_The problem_.
Please write out exactly the lines that begin at the line containing "Convert this document image to plain text." and run to the end of the records.

_Raw data_.

※ ※ ※

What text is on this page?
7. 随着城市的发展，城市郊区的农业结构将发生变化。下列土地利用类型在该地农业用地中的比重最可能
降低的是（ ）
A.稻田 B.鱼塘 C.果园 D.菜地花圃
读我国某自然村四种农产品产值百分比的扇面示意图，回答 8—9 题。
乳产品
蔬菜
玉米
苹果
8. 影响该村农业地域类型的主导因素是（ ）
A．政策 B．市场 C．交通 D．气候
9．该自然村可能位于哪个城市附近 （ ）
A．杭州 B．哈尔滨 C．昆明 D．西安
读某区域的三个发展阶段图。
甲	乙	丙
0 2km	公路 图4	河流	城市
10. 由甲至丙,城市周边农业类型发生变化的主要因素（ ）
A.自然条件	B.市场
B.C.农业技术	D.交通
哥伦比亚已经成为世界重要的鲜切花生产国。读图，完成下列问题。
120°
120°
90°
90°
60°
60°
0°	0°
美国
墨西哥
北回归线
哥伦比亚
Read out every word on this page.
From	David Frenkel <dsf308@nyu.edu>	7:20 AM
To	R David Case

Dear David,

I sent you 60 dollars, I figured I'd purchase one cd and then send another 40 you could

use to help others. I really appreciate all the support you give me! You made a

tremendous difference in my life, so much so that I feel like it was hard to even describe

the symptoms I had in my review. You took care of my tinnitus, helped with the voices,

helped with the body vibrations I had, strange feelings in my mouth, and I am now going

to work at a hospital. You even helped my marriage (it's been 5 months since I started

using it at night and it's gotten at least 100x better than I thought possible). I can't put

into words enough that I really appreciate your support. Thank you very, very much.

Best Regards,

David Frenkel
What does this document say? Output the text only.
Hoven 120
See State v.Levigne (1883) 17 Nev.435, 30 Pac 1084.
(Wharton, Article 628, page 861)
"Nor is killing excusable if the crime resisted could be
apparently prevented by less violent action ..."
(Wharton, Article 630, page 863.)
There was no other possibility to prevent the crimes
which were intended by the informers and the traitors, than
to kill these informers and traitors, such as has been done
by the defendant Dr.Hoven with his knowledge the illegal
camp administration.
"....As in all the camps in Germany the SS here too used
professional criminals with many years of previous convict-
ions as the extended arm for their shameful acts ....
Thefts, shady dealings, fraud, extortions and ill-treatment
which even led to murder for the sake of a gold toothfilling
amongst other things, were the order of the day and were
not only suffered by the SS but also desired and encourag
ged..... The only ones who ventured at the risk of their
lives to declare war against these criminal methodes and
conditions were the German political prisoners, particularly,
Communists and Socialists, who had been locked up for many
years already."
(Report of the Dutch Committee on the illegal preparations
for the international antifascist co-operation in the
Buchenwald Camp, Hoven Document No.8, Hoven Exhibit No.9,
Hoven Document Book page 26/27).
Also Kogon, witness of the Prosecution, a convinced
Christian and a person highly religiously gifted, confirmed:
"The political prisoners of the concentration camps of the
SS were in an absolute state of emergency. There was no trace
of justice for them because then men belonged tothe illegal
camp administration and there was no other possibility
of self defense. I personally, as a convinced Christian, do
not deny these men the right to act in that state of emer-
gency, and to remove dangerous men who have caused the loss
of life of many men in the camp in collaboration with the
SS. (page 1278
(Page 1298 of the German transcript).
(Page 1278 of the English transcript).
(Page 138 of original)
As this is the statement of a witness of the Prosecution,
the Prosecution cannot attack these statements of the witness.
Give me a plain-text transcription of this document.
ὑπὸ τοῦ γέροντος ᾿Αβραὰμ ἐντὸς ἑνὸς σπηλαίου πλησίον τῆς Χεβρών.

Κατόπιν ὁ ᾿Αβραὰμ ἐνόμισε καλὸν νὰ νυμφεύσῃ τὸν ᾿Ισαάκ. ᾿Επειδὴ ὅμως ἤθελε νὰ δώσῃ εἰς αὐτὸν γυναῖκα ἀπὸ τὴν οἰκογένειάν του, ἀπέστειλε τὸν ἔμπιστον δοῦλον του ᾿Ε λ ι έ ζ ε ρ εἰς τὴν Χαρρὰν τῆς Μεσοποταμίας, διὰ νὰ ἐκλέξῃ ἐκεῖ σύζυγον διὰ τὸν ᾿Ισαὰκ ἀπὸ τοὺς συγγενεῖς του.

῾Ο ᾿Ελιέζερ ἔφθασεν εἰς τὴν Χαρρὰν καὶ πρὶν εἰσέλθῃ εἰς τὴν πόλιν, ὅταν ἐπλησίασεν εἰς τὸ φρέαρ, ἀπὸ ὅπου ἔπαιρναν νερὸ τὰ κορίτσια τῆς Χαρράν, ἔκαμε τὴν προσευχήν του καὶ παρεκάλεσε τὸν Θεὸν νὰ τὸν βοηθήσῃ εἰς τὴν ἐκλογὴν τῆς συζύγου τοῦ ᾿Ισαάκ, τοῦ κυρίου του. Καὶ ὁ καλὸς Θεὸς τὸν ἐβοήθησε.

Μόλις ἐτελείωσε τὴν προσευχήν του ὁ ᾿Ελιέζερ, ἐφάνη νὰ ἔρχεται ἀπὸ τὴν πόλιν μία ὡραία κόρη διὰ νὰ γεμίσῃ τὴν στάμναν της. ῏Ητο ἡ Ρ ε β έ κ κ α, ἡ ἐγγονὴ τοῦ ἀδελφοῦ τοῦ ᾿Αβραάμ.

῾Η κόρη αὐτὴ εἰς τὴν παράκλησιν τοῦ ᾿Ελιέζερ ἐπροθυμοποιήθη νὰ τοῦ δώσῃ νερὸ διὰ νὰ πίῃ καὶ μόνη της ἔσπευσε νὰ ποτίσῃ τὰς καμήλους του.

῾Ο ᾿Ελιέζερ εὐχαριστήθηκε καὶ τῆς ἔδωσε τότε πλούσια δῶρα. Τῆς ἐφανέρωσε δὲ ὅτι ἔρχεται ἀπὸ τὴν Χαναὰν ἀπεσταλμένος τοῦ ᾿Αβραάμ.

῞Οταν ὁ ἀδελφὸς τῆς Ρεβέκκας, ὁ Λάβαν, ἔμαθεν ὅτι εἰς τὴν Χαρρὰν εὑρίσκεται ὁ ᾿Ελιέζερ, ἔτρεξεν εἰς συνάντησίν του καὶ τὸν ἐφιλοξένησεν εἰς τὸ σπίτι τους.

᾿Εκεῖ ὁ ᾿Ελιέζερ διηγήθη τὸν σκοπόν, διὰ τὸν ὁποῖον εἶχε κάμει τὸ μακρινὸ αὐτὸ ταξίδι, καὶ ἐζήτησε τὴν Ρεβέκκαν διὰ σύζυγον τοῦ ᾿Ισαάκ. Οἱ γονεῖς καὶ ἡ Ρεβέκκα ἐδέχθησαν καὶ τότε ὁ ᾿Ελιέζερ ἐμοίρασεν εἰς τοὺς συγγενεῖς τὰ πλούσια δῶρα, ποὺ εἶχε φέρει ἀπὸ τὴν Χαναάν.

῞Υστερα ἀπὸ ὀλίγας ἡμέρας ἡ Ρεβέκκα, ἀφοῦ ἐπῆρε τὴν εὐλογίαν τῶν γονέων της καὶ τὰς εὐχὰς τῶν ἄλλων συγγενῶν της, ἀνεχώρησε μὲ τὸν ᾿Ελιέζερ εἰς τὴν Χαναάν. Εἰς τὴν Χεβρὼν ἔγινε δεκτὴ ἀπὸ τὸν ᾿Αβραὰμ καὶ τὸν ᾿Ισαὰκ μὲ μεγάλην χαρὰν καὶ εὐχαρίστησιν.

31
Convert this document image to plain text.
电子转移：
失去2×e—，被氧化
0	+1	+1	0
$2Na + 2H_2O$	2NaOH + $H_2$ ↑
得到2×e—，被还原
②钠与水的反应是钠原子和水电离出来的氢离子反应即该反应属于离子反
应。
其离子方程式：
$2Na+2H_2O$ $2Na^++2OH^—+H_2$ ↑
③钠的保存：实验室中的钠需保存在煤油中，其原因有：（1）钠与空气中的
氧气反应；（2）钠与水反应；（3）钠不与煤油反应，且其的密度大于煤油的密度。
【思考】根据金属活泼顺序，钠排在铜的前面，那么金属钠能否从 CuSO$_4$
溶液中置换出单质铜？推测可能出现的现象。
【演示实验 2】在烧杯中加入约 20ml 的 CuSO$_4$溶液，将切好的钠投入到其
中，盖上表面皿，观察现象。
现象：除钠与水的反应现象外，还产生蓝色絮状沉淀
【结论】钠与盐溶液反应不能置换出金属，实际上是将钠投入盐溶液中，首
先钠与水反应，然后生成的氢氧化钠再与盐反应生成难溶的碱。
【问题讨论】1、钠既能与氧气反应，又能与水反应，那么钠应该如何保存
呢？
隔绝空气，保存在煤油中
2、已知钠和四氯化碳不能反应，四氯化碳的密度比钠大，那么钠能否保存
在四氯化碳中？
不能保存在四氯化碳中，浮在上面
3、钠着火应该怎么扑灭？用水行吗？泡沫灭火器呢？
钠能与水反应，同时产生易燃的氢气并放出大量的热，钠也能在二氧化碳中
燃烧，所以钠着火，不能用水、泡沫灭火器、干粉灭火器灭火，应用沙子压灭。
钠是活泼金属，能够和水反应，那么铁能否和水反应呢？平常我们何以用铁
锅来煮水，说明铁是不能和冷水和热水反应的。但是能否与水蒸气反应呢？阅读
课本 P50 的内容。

※ ※ ※

_Output for this exercise_.
Convert this document image to plain text.
电子转移：
失去2×e—，被氧化
0	+1	+1	0
$2Na + 2H_2O$	2NaOH + $H_2$ ↑
得到2×e—，被还原
②钠与水的反应是钠原子和水电离出来的氢离子反应即该反应属于离子反
应。
其离子方程式：
$2Na+2H_2O$ $2Na^++2OH^—+H_2$ ↑
③钠的保存：实验室中的钠需保存在煤油中，其原因有：（1）钠与空气中的
氧气反应；（2）钠与水反应；（3）钠不与煤油反应，且其的密度大于煤油的密度。
【思考】根据金属活泼顺序，钠排在铜的前面，那么金属钠能否从 CuSO$_4$
溶液中置换出单质铜？推测可能出现的现象。
【演示实验 2】在烧杯中加入约 20ml 的 CuSO$_4$溶液，将切好的钠投入到其
中，盖上表面皿，观察现象。
现象：除钠与水的反应现象外，还产生蓝色絮状沉淀
【结论】钠与盐溶液反应不能置换出金属，实际上是将钠投入盐溶液中，首
先钠与水反应，然后生成的氢氧化钠再与盐反应生成难溶的碱。
【问题讨论】1、钠既能与氧气反应，又能与水反应，那么钠应该如何保存
呢？
隔绝空气，保存在煤油中
2、已知钠和四氯化碳不能反应，四氯化碳的密度比钠大，那么钠能否保存
在四氯化碳中？
不能保存在四氯化碳中，浮在上面
3、钠着火应该怎么扑灭？用水行吗？泡沫灭火器呢？
钠能与水反应，同时产生易燃的氢气并放出大量的热，钠也能在二氧化碳中
燃烧，所以钠着火，不能用水、泡沫灭火器、干粉灭火器灭火，应用沙子压灭。
钠是活泼金属，能够和水反应，那么铁能否和水反应呢？平常我们何以用铁
锅来煮水，说明铁是不能和冷水和热水反应的。但是能否与水蒸气反应呢？阅读
课本 P50 的内容。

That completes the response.